» WHAT IS EXPECTED
Check each line of the data for "through" and select those that have it.

** START OF SOURCE MATERIAL **

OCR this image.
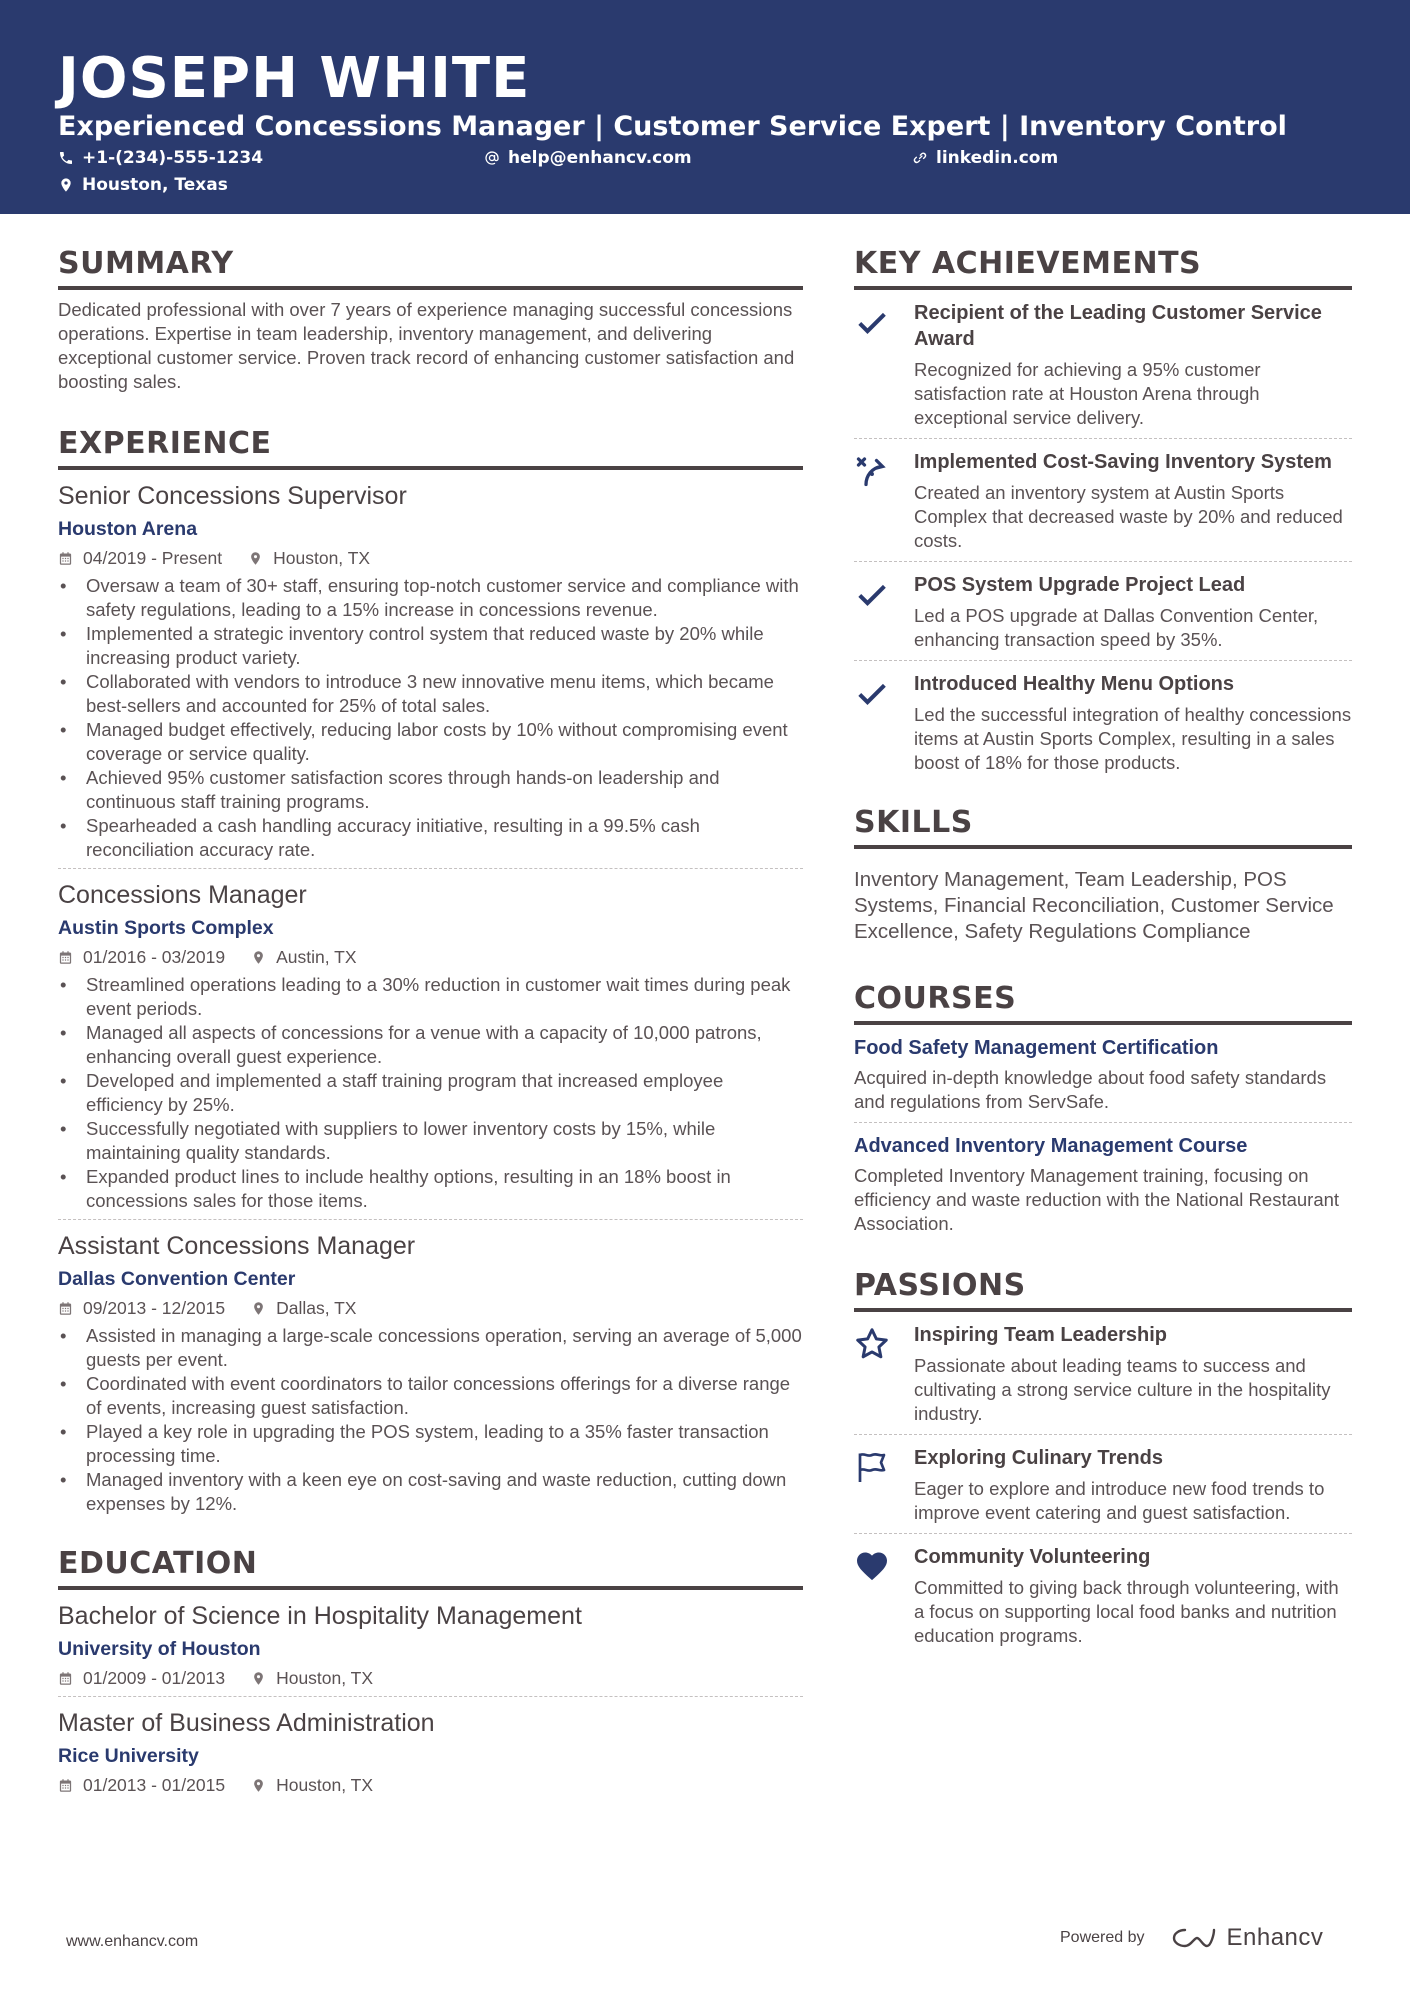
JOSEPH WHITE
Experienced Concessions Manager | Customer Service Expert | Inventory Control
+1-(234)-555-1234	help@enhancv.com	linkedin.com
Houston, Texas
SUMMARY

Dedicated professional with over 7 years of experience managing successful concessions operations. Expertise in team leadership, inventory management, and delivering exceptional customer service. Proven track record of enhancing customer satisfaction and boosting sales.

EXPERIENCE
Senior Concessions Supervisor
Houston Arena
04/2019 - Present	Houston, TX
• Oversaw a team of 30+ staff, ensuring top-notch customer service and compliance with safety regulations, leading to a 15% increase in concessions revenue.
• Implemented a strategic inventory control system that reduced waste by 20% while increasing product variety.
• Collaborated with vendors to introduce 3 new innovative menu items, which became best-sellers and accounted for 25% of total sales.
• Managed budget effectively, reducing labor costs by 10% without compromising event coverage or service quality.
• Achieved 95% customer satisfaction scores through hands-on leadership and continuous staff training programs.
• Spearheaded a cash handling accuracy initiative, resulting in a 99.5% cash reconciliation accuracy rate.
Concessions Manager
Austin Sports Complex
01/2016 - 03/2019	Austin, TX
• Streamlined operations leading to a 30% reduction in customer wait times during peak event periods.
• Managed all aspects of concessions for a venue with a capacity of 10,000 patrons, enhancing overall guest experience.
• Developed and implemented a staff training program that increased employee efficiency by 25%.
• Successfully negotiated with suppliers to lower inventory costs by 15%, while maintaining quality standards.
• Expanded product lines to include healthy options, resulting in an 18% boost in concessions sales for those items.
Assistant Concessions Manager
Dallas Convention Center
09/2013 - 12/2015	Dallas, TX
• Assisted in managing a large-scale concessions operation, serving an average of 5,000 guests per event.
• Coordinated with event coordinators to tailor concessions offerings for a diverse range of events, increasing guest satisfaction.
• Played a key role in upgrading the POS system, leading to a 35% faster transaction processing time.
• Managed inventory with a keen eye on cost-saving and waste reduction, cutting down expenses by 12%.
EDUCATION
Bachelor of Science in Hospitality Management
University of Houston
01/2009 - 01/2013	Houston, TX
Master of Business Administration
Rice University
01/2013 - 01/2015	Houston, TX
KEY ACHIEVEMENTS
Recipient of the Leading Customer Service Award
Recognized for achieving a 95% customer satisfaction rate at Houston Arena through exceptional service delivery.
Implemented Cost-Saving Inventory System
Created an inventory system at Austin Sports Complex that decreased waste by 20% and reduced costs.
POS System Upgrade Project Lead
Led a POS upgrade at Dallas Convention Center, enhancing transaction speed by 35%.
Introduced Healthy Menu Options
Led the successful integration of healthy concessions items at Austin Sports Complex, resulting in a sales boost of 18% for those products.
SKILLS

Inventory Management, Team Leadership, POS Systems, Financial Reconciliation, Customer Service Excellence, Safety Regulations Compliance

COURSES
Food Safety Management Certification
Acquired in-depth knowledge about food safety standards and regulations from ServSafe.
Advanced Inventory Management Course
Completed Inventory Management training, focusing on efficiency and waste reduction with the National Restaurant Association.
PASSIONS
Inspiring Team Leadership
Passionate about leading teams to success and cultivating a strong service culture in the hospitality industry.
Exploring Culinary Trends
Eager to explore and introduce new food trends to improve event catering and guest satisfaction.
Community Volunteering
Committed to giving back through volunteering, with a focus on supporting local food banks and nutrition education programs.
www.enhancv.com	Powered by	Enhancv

** END OF SOURCE MATERIAL **
** START OF SOURCE MATERIAL **

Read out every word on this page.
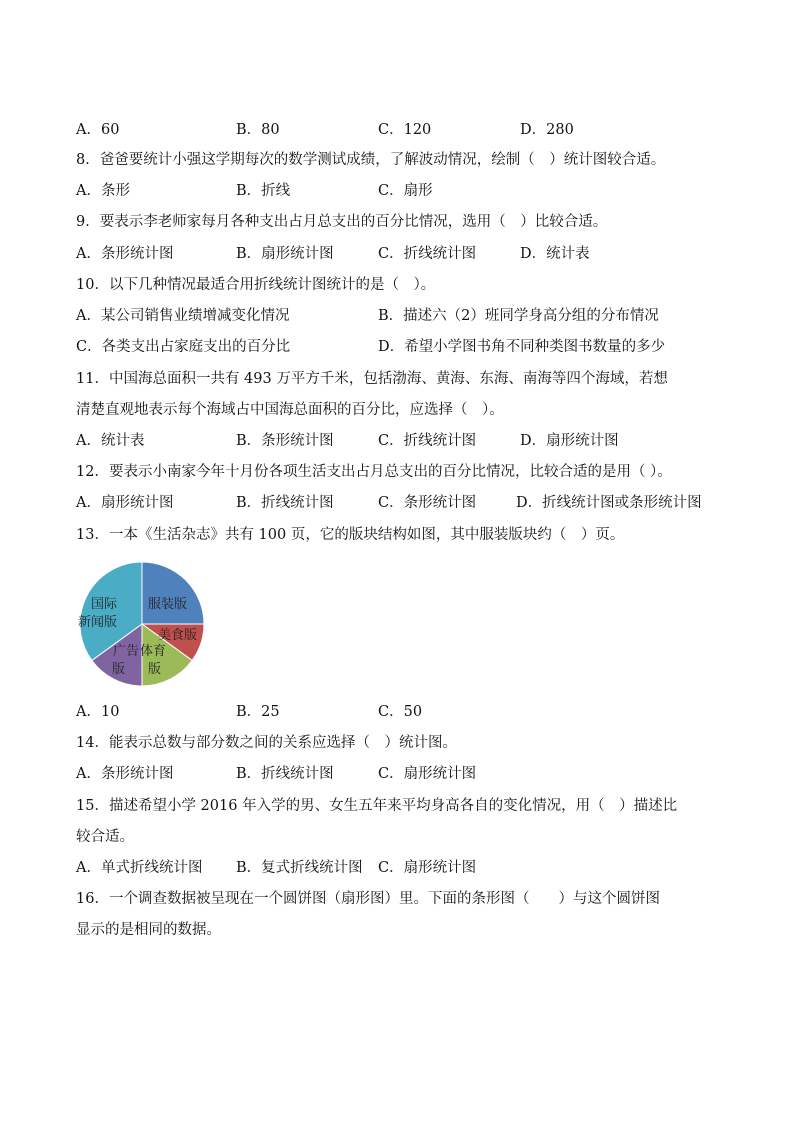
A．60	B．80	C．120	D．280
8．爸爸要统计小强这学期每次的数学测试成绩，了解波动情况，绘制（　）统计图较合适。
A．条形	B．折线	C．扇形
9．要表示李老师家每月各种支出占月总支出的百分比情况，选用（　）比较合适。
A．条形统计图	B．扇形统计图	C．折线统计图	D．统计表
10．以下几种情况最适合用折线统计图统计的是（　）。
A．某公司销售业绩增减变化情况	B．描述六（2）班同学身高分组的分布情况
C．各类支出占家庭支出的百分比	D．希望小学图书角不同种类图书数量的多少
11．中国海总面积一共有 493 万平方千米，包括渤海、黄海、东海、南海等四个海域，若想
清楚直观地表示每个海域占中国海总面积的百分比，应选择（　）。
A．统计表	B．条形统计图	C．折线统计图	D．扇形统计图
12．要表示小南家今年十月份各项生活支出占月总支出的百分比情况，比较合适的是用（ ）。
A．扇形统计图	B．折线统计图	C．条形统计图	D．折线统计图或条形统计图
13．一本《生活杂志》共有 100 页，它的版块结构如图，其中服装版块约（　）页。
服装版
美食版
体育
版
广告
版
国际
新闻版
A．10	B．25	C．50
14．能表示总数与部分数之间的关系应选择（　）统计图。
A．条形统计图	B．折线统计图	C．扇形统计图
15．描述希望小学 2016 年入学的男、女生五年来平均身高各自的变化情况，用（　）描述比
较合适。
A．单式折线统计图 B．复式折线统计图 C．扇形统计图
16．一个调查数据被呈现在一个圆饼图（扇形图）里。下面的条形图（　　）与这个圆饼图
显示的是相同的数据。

** END OF SOURCE MATERIAL **
** START OF SOURCE MATERIAL **

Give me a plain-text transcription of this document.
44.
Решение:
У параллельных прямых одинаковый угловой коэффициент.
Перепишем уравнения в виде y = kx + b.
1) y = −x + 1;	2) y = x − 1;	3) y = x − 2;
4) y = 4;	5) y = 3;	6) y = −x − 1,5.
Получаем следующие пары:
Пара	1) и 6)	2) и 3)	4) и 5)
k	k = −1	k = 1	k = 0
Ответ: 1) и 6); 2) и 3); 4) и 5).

** END OF SOURCE MATERIAL **

» SOLUTION
• Achieved 95% customer satisfaction scores through hands-on leadership and continuous staff training programs.
Recognized for achieving a 95% customer satisfaction rate at Houston Arena through exceptional service delivery.
Committed to giving back through volunteering, with a focus on supporting local food banks and nutrition education programs.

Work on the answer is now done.